Aim of the exercise - Can you restate the records below word for word?

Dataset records
○ ○ ○ ○ ○
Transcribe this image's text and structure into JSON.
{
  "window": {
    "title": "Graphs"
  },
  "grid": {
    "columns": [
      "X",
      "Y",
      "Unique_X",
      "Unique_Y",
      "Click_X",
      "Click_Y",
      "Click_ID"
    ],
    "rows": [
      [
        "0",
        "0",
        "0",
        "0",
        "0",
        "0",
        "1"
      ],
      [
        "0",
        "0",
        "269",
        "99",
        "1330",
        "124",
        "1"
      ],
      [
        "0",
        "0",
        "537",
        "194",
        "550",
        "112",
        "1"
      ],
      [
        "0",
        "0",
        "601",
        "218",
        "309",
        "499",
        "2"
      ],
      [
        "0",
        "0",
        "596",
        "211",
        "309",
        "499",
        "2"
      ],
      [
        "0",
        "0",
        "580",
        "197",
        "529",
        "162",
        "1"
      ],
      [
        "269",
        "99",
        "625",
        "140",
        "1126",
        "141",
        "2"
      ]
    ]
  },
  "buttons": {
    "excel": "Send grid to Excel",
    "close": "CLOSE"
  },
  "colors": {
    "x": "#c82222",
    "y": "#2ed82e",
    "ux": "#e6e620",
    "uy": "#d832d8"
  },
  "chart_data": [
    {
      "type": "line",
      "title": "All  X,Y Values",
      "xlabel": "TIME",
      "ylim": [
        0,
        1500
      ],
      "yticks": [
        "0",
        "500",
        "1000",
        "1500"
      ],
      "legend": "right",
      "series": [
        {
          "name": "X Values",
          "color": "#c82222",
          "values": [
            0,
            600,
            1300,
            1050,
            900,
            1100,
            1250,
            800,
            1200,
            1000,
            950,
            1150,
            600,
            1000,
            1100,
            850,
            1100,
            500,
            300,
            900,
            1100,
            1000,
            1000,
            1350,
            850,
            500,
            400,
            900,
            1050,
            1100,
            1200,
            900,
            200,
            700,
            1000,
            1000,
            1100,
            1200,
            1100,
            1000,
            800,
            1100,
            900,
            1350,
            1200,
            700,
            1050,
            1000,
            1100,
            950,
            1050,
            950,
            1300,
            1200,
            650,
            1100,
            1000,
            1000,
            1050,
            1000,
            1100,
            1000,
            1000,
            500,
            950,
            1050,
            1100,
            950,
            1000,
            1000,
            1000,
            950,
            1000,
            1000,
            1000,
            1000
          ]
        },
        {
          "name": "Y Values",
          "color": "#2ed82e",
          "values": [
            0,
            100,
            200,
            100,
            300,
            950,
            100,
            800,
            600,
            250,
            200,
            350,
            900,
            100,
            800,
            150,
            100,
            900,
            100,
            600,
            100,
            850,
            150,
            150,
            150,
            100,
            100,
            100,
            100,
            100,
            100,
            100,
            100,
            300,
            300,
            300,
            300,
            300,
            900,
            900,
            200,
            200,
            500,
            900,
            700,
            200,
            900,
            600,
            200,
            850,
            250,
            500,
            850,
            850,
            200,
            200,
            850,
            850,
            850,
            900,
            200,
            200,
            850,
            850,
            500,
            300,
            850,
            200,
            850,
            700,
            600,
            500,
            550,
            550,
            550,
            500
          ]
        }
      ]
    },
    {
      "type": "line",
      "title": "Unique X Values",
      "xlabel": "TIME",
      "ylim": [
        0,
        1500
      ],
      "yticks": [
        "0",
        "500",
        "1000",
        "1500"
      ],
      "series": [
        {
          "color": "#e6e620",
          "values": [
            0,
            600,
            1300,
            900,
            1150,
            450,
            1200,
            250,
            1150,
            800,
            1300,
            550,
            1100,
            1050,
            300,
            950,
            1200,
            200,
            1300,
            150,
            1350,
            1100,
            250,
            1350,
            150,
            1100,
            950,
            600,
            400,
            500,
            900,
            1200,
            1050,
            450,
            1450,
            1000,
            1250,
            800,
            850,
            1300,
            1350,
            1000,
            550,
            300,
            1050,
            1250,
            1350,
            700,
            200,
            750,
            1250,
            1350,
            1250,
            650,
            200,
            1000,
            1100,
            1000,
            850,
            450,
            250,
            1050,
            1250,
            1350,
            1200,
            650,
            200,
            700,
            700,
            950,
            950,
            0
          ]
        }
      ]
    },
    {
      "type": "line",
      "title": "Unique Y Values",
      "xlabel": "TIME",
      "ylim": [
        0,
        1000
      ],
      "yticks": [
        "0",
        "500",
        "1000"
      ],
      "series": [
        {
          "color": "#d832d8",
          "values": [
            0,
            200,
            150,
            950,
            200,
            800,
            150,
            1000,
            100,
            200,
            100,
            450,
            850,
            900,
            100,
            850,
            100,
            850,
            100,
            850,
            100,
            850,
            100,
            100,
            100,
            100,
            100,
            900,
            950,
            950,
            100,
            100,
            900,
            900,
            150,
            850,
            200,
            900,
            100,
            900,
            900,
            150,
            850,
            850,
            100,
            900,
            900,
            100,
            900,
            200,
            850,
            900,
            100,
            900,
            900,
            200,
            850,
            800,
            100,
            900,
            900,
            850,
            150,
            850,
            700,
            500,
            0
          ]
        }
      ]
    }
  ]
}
○ ○ ○ ○ ○
Answer for this exercise -
Transcribe this image's text and structure into JSON.
{
  "window": {
    "title": "Graphs"
  },
  "grid": {
    "columns": [
      "X",
      "Y",
      "Unique_X",
      "Unique_Y",
      "Click_X",
      "Click_Y",
      "Click_ID"
    ],
    "rows": [
      [
        "0",
        "0",
        "0",
        "0",
        "0",
        "0",
        "1"
      ],
      [
        "0",
        "0",
        "269",
        "99",
        "1330",
        "124",
        "1"
      ],
      [
        "0",
        "0",
        "537",
        "194",
        "550",
        "112",
        "1"
      ],
      [
        "0",
        "0",
        "601",
        "218",
        "309",
        "499",
        "2"
      ],
      [
        "0",
        "0",
        "596",
        "211",
        "309",
        "499",
        "2"
      ],
      [
        "0",
        "0",
        "580",
        "197",
        "529",
        "162",
        "1"
      ],
      [
        "269",
        "99",
        "625",
        "140",
        "1126",
        "141",
        "2"
      ]
    ]
  },
  "buttons": {
    "excel": "Send grid to Excel",
    "close": "CLOSE"
  },
  "colors": {
    "x": "#c82222",
    "y": "#2ed82e",
    "ux": "#e6e620",
    "uy": "#d832d8"
  },
  "chart_data": [
    {
      "type": "line",
      "title": "All  X,Y Values",
      "xlabel": "TIME",
      "ylim": [
        0,
        1500
      ],
      "yticks": [
        "0",
        "500",
        "1000",
        "1500"
      ],
      "legend": "right",
      "series": [
        {
          "name": "X Values",
          "color": "#c82222",
          "values": [
            0,
            600,
            1300,
            1050,
            900,
            1100,
            1250,
            800,
            1200,
            1000,
            950,
            1150,
            600,
            1000,
            1100,
            850,
            1100,
            500,
            300,
            900,
            1100,
            1000,
            1000,
            1350,
            850,
            500,
            400,
            900,
            1050,
            1100,
            1200,
            900,
            200,
            700,
            1000,
            1000,
            1100,
            1200,
            1100,
            1000,
            800,
            1100,
            900,
            1350,
            1200,
            700,
            1050,
            1000,
            1100,
            950,
            1050,
            950,
            1300,
            1200,
            650,
            1100,
            1000,
            1000,
            1050,
            1000,
            1100,
            1000,
            1000,
            500,
            950,
            1050,
            1100,
            950,
            1000,
            1000,
            1000,
            950,
            1000,
            1000,
            1000,
            1000
          ]
        },
        {
          "name": "Y Values",
          "color": "#2ed82e",
          "values": [
            0,
            100,
            200,
            100,
            300,
            950,
            100,
            800,
            600,
            250,
            200,
            350,
            900,
            100,
            800,
            150,
            100,
            900,
            100,
            600,
            100,
            850,
            150,
            150,
            150,
            100,
            100,
            100,
            100,
            100,
            100,
            100,
            100,
            300,
            300,
            300,
            300,
            300,
            900,
            900,
            200,
            200,
            500,
            900,
            700,
            200,
            900,
            600,
            200,
            850,
            250,
            500,
            850,
            850,
            200,
            200,
            850,
            850,
            850,
            900,
            200,
            200,
            850,
            850,
            500,
            300,
            850,
            200,
            850,
            700,
            600,
            500,
            550,
            550,
            550,
            500
          ]
        }
      ]
    },
    {
      "type": "line",
      "title": "Unique X Values",
      "xlabel": "TIME",
      "ylim": [
        0,
        1500
      ],
      "yticks": [
        "0",
        "500",
        "1000",
        "1500"
      ],
      "series": [
        {
          "color": "#e6e620",
          "values": [
            0,
            600,
            1300,
            900,
            1150,
            450,
            1200,
            250,
            1150,
            800,
            1300,
            550,
            1100,
            1050,
            300,
            950,
            1200,
            200,
            1300,
            150,
            1350,
            1100,
            250,
            1350,
            150,
            1100,
            950,
            600,
            400,
            500,
            900,
            1200,
            1050,
            450,
            1450,
            1000,
            1250,
            800,
            850,
            1300,
            1350,
            1000,
            550,
            300,
            1050,
            1250,
            1350,
            700,
            200,
            750,
            1250,
            1350,
            1250,
            650,
            200,
            1000,
            1100,
            1000,
            850,
            450,
            250,
            1050,
            1250,
            1350,
            1200,
            650,
            200,
            700,
            700,
            950,
            950,
            0
          ]
        }
      ]
    },
    {
      "type": "line",
      "title": "Unique Y Values",
      "xlabel": "TIME",
      "ylim": [
        0,
        1000
      ],
      "yticks": [
        "0",
        "500",
        "1000"
      ],
      "series": [
        {
          "color": "#d832d8",
          "values": [
            0,
            200,
            150,
            950,
            200,
            800,
            150,
            1000,
            100,
            200,
            100,
            450,
            850,
            900,
            100,
            850,
            100,
            850,
            100,
            850,
            100,
            850,
            100,
            100,
            100,
            100,
            100,
            900,
            950,
            950,
            100,
            100,
            900,
            900,
            150,
            850,
            200,
            900,
            100,
            900,
            900,
            150,
            850,
            850,
            100,
            900,
            900,
            100,
            900,
            200,
            850,
            900,
            100,
            900,
            900,
            200,
            850,
            800,
            100,
            900,
            900,
            850,
            150,
            850,
            700,
            500,
            0
          ]
        }
      ]
    }
  ]
}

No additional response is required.